> **Problem to solve**: Where a line holds the string "nôtre", return that line.

> **Exercise data**:
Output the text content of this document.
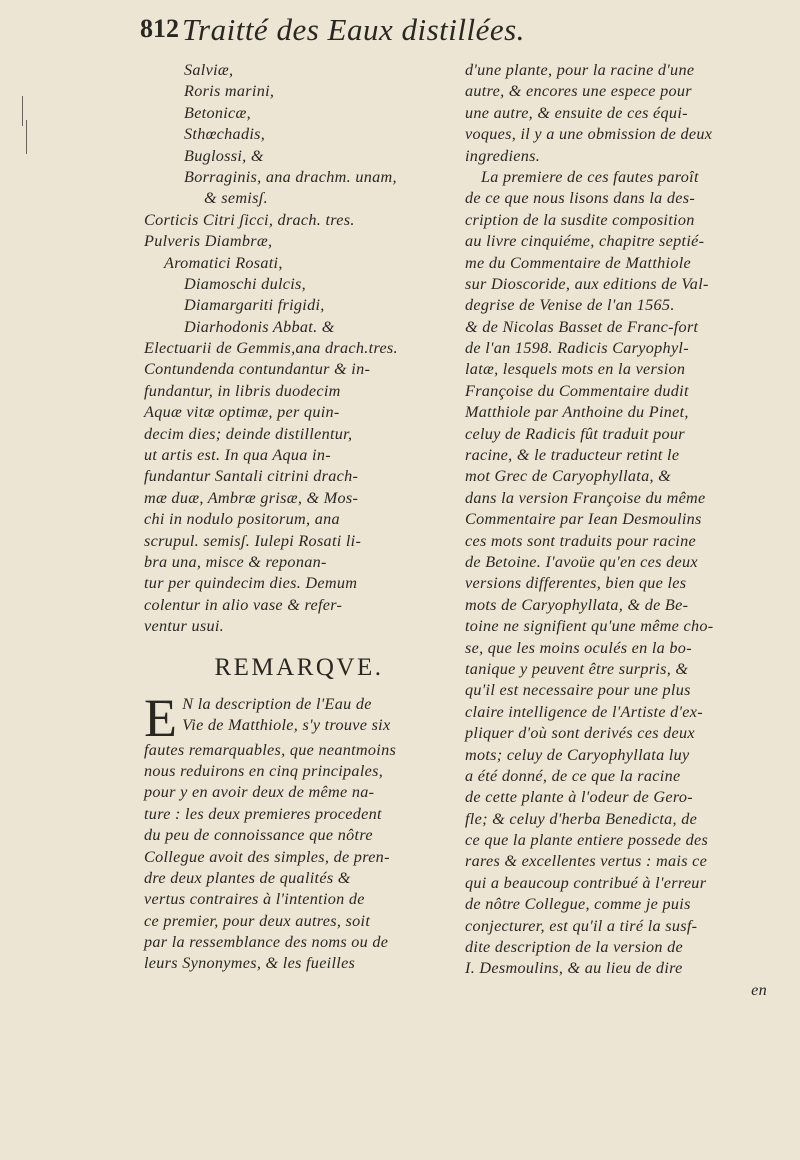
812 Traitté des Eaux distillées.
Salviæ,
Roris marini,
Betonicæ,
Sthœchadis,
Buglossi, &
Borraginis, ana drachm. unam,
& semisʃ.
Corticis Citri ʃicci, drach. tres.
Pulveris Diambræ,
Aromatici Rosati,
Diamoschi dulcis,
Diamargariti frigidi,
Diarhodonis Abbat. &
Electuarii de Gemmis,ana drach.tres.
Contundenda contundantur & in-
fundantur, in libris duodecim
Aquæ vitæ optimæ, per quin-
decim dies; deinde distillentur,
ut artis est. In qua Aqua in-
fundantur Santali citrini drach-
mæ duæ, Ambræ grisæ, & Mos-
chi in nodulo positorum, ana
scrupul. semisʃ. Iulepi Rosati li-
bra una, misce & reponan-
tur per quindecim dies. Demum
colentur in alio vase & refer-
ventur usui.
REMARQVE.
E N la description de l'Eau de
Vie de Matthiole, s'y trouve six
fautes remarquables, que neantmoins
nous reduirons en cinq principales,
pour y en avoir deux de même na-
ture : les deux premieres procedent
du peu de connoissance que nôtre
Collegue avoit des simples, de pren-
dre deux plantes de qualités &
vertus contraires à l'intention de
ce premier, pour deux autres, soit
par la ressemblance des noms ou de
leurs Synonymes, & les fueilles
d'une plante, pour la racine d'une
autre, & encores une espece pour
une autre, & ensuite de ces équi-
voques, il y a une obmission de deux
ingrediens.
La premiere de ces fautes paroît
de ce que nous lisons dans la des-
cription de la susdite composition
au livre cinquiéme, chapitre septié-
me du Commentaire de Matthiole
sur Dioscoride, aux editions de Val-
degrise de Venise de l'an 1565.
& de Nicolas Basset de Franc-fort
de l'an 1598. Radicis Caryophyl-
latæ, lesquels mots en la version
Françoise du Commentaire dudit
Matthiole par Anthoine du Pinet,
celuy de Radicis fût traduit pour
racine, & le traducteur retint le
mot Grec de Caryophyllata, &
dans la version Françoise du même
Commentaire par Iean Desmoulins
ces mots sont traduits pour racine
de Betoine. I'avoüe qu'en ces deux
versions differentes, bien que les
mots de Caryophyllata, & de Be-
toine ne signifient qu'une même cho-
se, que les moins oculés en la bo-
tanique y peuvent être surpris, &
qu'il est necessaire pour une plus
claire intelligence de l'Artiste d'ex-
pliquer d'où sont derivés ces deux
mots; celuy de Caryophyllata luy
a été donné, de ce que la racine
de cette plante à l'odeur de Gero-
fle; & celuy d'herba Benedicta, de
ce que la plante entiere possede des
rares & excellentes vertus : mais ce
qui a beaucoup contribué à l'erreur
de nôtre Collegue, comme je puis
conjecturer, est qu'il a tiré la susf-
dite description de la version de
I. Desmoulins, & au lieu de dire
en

* * *

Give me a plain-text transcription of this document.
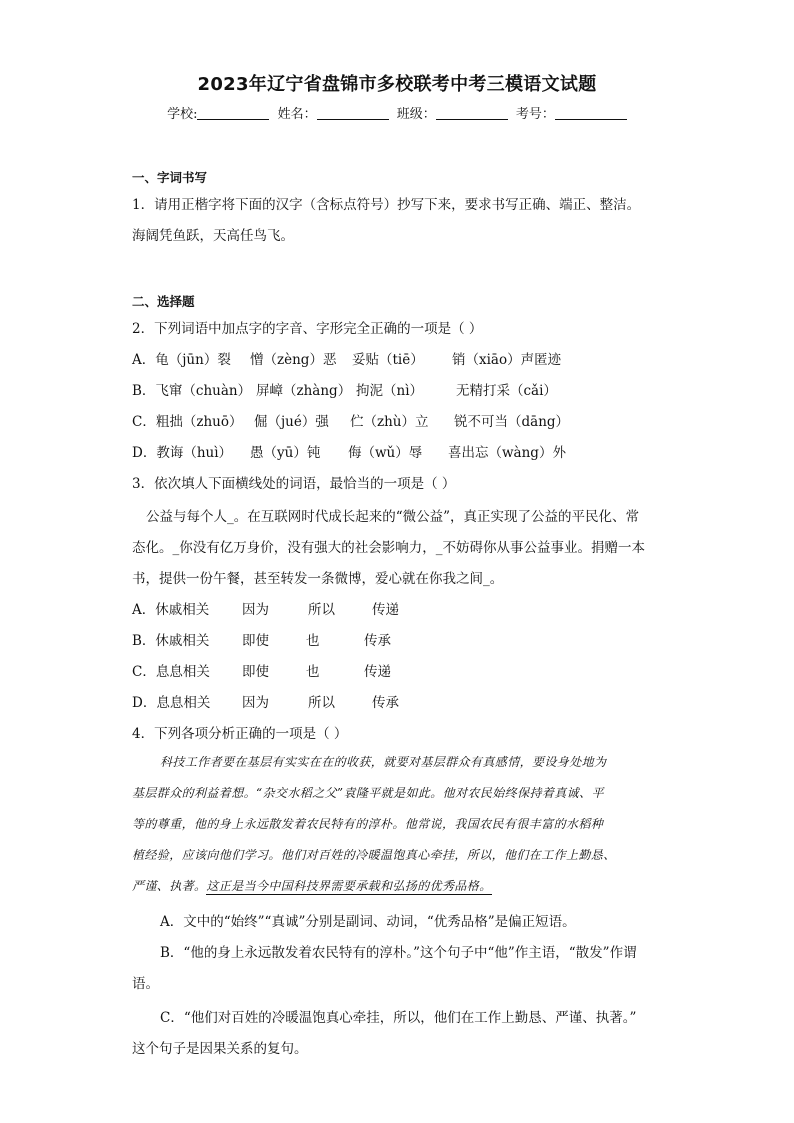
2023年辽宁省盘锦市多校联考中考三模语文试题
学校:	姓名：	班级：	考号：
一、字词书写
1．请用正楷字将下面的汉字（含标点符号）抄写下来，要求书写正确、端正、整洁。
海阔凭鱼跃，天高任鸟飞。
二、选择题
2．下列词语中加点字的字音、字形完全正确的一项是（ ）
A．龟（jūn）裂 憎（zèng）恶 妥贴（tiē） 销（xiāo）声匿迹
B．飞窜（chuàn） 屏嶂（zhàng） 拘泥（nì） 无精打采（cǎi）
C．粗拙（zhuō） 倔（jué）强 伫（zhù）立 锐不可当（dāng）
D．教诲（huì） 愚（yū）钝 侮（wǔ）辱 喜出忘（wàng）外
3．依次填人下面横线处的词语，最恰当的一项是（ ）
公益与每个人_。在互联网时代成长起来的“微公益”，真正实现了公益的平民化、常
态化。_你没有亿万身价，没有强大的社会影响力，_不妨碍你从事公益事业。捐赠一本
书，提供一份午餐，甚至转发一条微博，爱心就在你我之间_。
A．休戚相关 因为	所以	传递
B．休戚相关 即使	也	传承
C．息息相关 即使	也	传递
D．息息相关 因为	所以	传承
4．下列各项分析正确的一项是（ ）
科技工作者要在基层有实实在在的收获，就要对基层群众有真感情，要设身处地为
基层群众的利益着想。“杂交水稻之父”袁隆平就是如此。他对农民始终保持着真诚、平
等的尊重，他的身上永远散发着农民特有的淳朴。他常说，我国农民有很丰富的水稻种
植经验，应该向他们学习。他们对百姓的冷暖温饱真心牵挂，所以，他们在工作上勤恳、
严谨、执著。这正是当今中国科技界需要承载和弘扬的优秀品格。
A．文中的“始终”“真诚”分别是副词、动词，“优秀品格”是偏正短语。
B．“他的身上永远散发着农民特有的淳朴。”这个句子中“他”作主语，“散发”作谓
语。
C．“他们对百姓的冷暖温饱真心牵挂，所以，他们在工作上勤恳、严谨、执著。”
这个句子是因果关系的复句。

> **Result below**:
du peu de connoissance que nôtre
de nôtre Collegue, comme je puis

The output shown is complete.